## MATERIAL FOR THE TASK

>>>

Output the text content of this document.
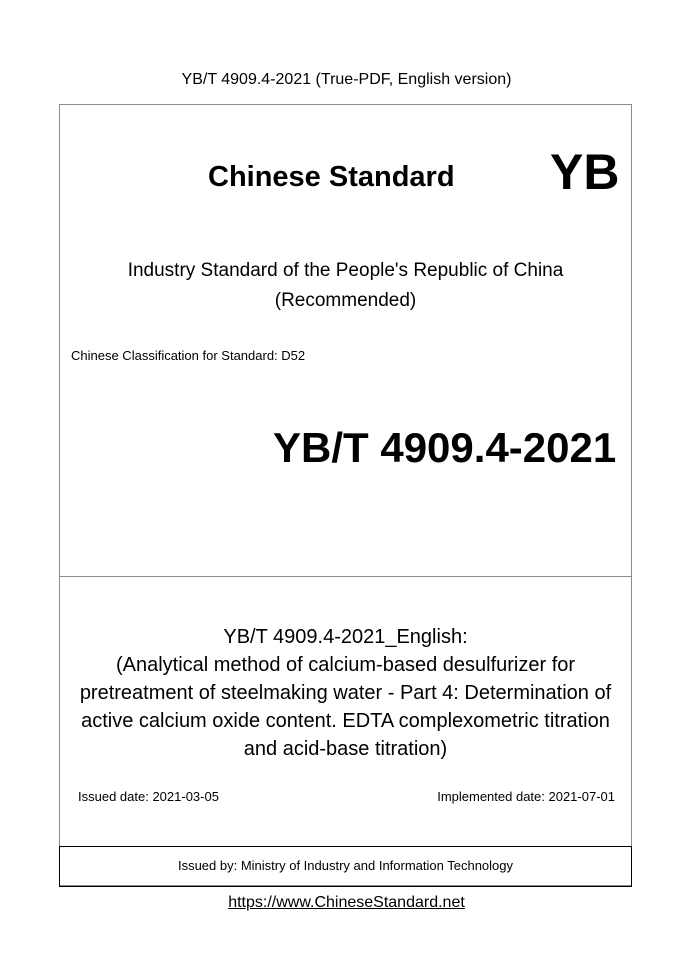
YB/T 4909.4-2021 (True-PDF, English version)
Chinese Standard YB
Industry Standard of the People's Republic of China
(Recommended)
Chinese Classification for Standard: D52
YB/T 4909.4-2021
YB/T 4909.4-2021_English:
(Analytical method of calcium-based desulfurizer for
pretreatment of steelmaking water - Part 4: Determination of
active calcium oxide content. EDTA complexometric titration
and acid-base titration)
Issued date: 2021-03-05	Implemented date: 2021-07-01
Issued by: Ministry of Industry and Information Technology
https://www.ChineseStandard.net
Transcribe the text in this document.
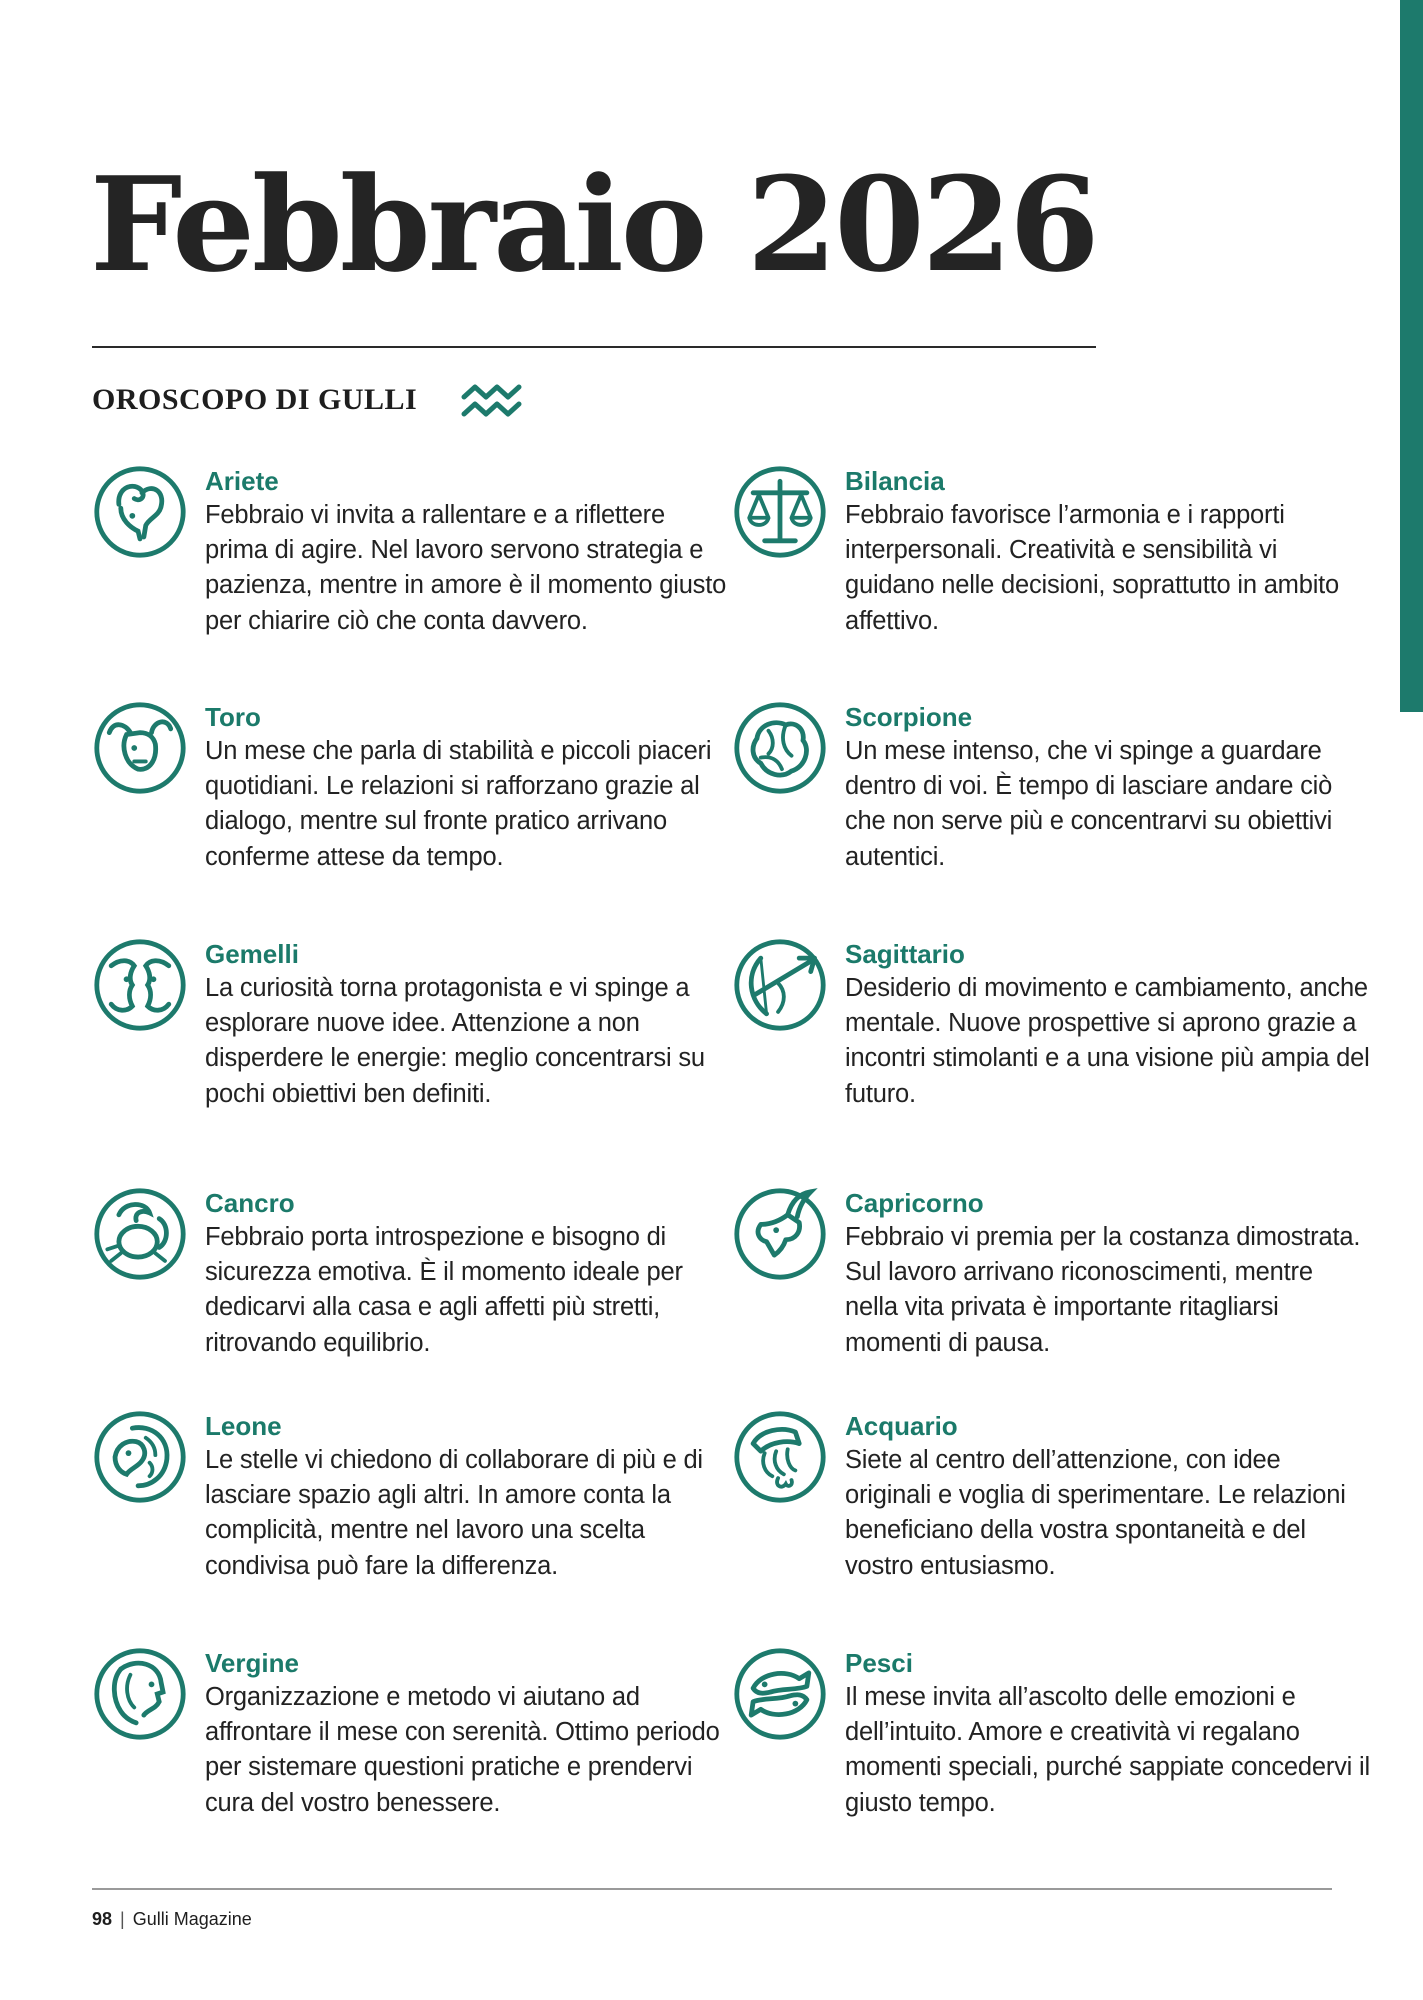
Febbraio 2026
OROSCOPO DI GULLI
Ariete

Febbraio vi invita a rallentare e a riflettere prima di agire. Nel lavoro servono strategia e pazienza, mentre in amore è il momento giusto per chiarire ciò che conta davvero.

Toro

Un mese che parla di stabilità e piccoli piaceri quotidiani. Le relazioni si rafforzano grazie al dialogo, mentre sul fronte pratico arrivano conferme attese da tempo.

Gemelli

La curiosità torna protagonista e vi spinge a esplorare nuove idee. Attenzione a non disperdere le energie: meglio concentrarsi su pochi obiettivi ben definiti.

Cancro

Febbraio porta introspezione e bisogno di sicurezza emotiva. È il momento ideale per dedicarvi alla casa e agli affetti più stretti, ritrovando equilibrio.

Leone

Le stelle vi chiedono di collaborare di più e di lasciare spazio agli altri. In amore conta la complicità, mentre nel lavoro una scelta condivisa può fare la differenza.

Vergine

Organizzazione e metodo vi aiutano ad affrontare il mese con serenità. Ottimo periodo per sistemare questioni pratiche e prendervi cura del vostro benessere.

Bilancia

Febbraio favorisce l’armonia e i rapporti interpersonali. Creatività e sensibilità vi guidano nelle decisioni, soprattutto in ambito affettivo.

Scorpione

Un mese intenso, che vi spinge a guardare dentro di voi. È tempo di lasciare andare ciò che non serve più e concentrarvi su obiettivi autentici.

Sagittario

Desiderio di movimento e cambiamento, anche mentale. Nuove prospettive si aprono grazie a incontri stimolanti e a una visione più ampia del futuro.

Capricorno

Febbraio vi premia per la costanza dimostrata. Sul lavoro arrivano riconoscimenti, mentre nella vita privata è importante ritagliarsi momenti di pausa.

Acquario

Siete al centro dell’attenzione, con idee originali e voglia di sperimentare. Le relazioni beneficiano della vostra spontaneità e del vostro entusiasmo.

Pesci

Il mese invita all’ascolto delle emozioni e dell’intuito. Amore e creatività vi regalano momenti speciali, purché sappiate concedervi il giusto tempo.

98 | Gulli Magazine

<<<

## GOAL
Give the number of lines in the records that contain the string "vostro", with no other output.

## SOLVED PROBLEM
2